### EXERCISE PROMPT
Reproduce each line that includes the word "instructions".

(Stored entries)
--- Begin ---

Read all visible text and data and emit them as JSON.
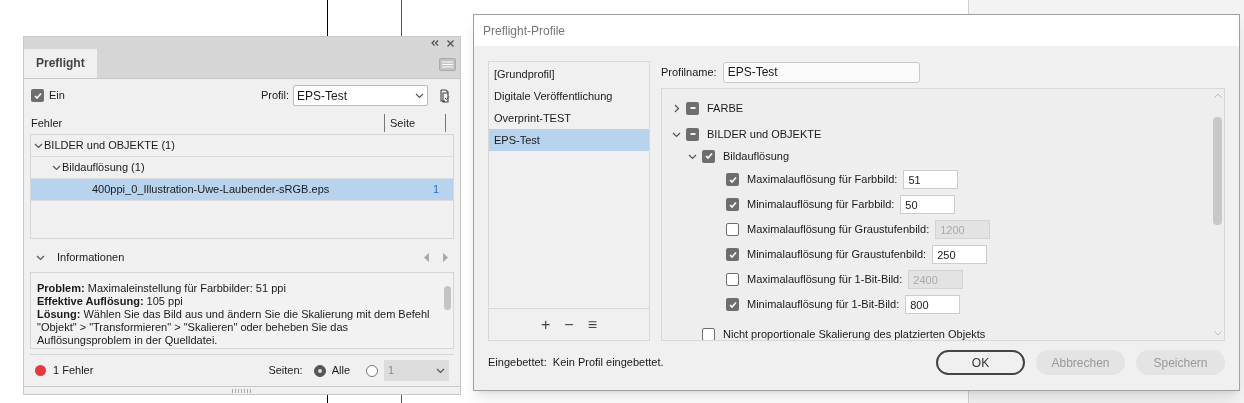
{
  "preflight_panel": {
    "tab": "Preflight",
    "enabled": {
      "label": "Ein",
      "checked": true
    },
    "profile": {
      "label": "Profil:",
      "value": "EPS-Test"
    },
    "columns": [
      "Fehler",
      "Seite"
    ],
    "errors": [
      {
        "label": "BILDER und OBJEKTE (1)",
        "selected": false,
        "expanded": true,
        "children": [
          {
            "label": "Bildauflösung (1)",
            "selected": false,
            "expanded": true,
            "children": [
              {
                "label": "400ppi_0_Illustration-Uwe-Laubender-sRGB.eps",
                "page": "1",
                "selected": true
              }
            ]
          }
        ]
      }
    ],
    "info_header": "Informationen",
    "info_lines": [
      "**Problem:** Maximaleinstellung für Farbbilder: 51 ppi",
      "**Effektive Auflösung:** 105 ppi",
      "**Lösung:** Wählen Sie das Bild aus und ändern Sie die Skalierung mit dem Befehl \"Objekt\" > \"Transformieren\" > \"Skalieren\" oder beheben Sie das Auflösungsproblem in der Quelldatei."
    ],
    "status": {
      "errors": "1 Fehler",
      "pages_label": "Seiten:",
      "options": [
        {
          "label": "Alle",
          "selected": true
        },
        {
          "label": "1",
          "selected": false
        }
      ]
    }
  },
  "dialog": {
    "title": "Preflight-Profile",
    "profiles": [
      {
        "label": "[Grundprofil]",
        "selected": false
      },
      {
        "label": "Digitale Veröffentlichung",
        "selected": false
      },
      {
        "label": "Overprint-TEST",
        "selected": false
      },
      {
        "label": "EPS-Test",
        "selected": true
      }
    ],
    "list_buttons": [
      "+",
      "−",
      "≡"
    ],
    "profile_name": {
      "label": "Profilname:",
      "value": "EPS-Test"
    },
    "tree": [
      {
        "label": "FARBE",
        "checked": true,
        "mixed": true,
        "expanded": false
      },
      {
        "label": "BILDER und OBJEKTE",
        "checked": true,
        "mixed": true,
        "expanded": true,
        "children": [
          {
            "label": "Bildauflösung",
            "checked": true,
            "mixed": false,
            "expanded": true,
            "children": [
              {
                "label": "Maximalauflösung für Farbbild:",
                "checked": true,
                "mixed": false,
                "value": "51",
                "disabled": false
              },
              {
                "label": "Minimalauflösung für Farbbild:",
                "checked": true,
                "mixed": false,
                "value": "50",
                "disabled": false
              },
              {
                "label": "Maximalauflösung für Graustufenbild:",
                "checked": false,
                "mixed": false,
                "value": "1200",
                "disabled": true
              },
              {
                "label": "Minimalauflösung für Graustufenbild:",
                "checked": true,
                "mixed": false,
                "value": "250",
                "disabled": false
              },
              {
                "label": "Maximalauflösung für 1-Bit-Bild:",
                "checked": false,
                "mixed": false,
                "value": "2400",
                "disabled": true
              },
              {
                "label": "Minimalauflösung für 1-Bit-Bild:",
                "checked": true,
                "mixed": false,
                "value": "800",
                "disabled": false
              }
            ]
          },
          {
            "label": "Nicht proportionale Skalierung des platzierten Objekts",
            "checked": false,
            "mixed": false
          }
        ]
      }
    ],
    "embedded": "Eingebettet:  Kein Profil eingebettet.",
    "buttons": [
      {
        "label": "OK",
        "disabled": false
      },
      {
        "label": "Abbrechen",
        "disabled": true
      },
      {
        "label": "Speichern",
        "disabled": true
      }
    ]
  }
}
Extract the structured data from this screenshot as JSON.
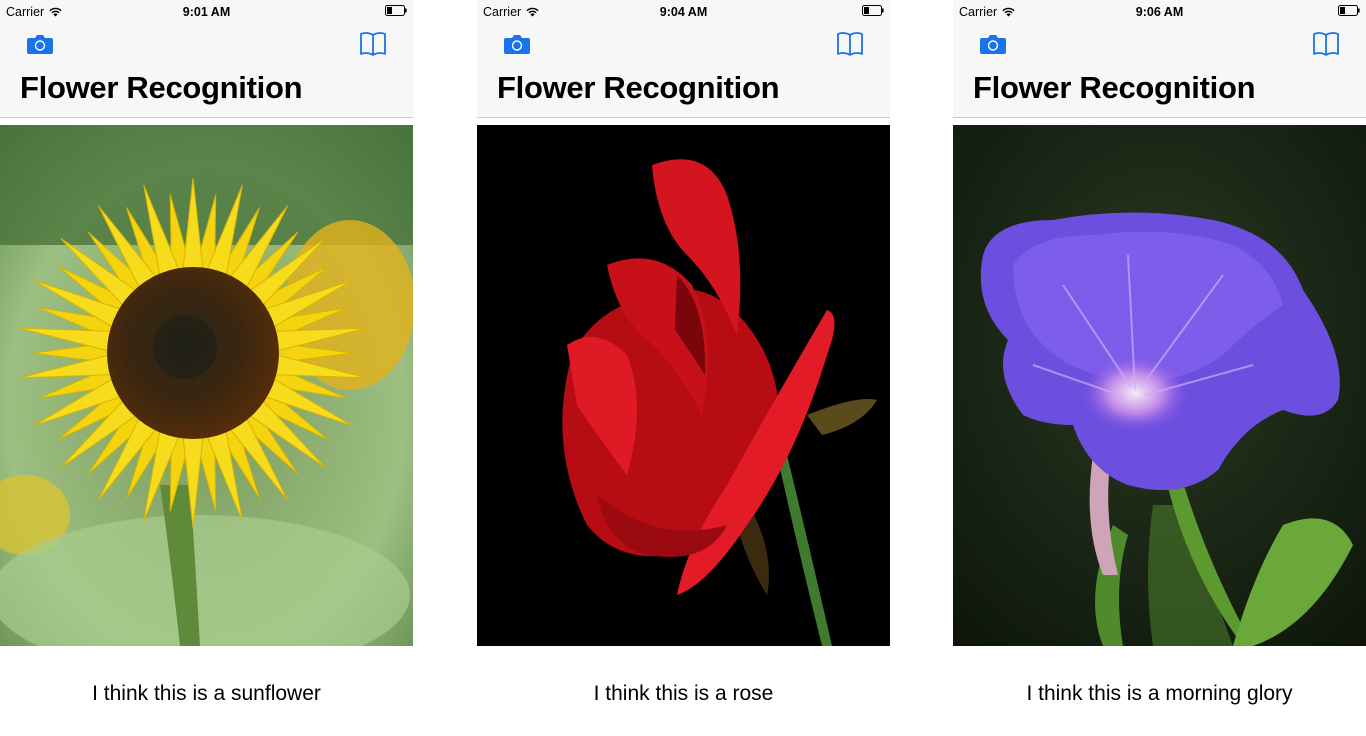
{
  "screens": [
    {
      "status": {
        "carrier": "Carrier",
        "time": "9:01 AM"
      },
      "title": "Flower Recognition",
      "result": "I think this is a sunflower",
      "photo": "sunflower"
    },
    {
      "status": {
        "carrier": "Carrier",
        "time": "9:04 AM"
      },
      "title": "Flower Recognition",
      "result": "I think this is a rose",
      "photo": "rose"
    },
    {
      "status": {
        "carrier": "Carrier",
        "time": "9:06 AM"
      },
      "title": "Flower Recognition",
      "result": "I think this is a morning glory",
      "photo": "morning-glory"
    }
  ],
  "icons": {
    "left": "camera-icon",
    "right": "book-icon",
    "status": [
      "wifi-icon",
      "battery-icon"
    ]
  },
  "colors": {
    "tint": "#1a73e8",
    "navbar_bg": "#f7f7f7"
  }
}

--- End ---
--- Begin ---

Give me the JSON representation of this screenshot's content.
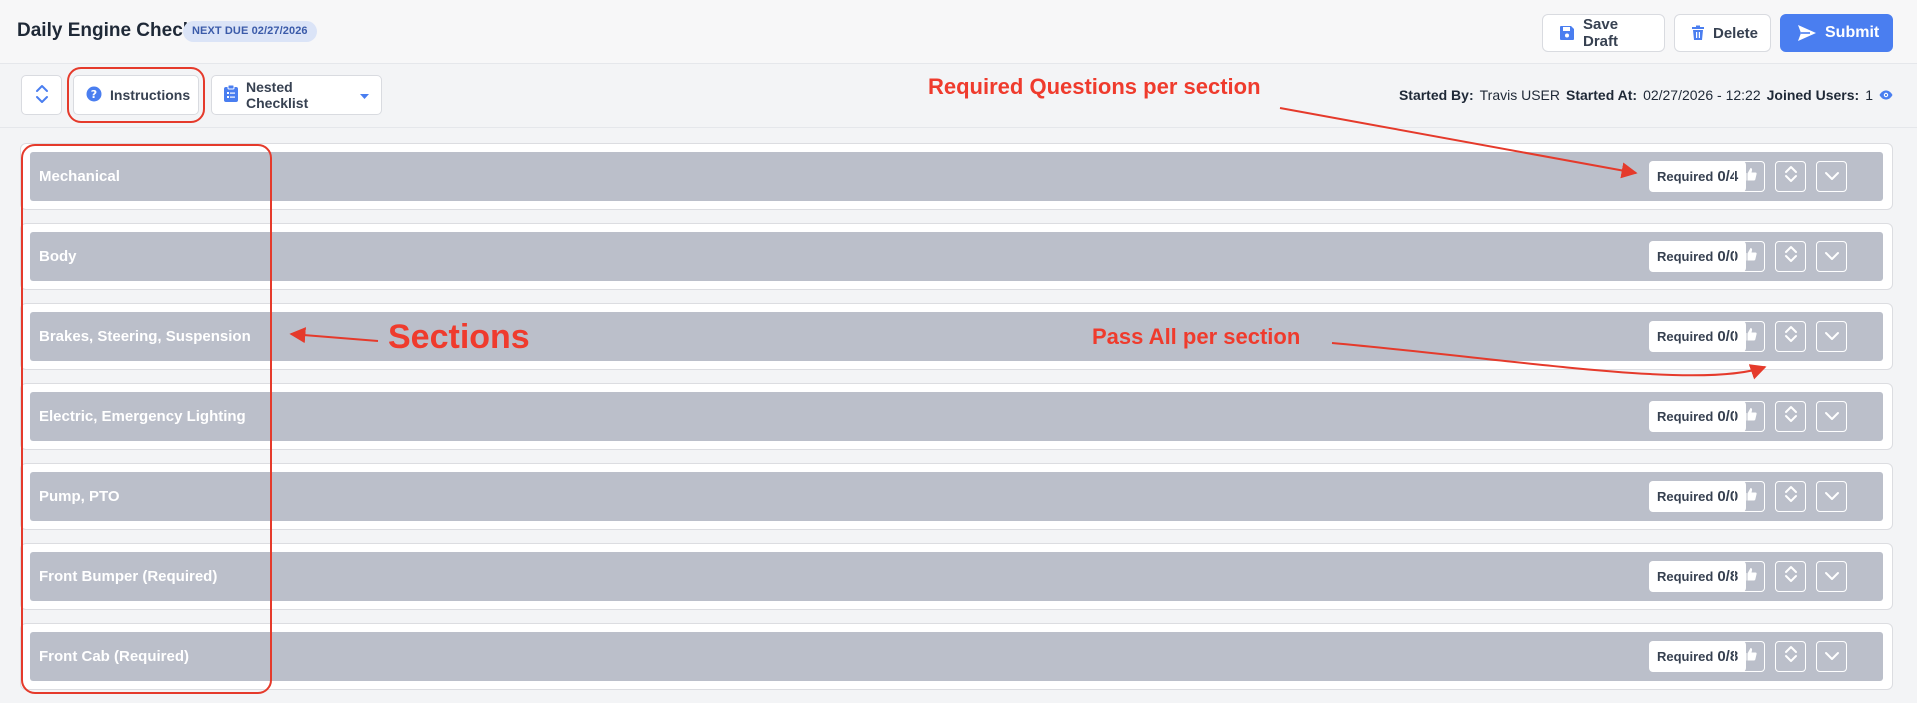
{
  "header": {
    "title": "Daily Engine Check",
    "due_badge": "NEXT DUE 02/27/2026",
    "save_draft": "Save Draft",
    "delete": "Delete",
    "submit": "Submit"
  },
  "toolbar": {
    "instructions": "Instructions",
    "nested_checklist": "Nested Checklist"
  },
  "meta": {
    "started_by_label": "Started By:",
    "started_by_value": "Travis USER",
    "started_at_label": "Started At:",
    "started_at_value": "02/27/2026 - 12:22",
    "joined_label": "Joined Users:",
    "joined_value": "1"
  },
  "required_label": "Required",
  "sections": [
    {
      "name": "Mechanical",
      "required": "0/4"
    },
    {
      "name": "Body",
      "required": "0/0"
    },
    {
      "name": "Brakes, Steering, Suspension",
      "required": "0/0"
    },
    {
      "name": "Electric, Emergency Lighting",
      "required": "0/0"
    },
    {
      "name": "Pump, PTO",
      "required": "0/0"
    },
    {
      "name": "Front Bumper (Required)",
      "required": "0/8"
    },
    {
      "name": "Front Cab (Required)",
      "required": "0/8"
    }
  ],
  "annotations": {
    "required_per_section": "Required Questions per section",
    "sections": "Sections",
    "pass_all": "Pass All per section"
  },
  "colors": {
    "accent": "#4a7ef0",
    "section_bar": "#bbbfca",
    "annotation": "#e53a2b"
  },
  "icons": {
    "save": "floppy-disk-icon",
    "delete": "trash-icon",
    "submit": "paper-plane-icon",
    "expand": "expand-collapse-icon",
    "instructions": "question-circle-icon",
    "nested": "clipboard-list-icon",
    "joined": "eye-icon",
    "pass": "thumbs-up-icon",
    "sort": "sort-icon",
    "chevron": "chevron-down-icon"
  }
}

--- End ---

### REPLY TO THE TASK
    "instructions": "Instructions",
    "instructions": "question-circle-icon",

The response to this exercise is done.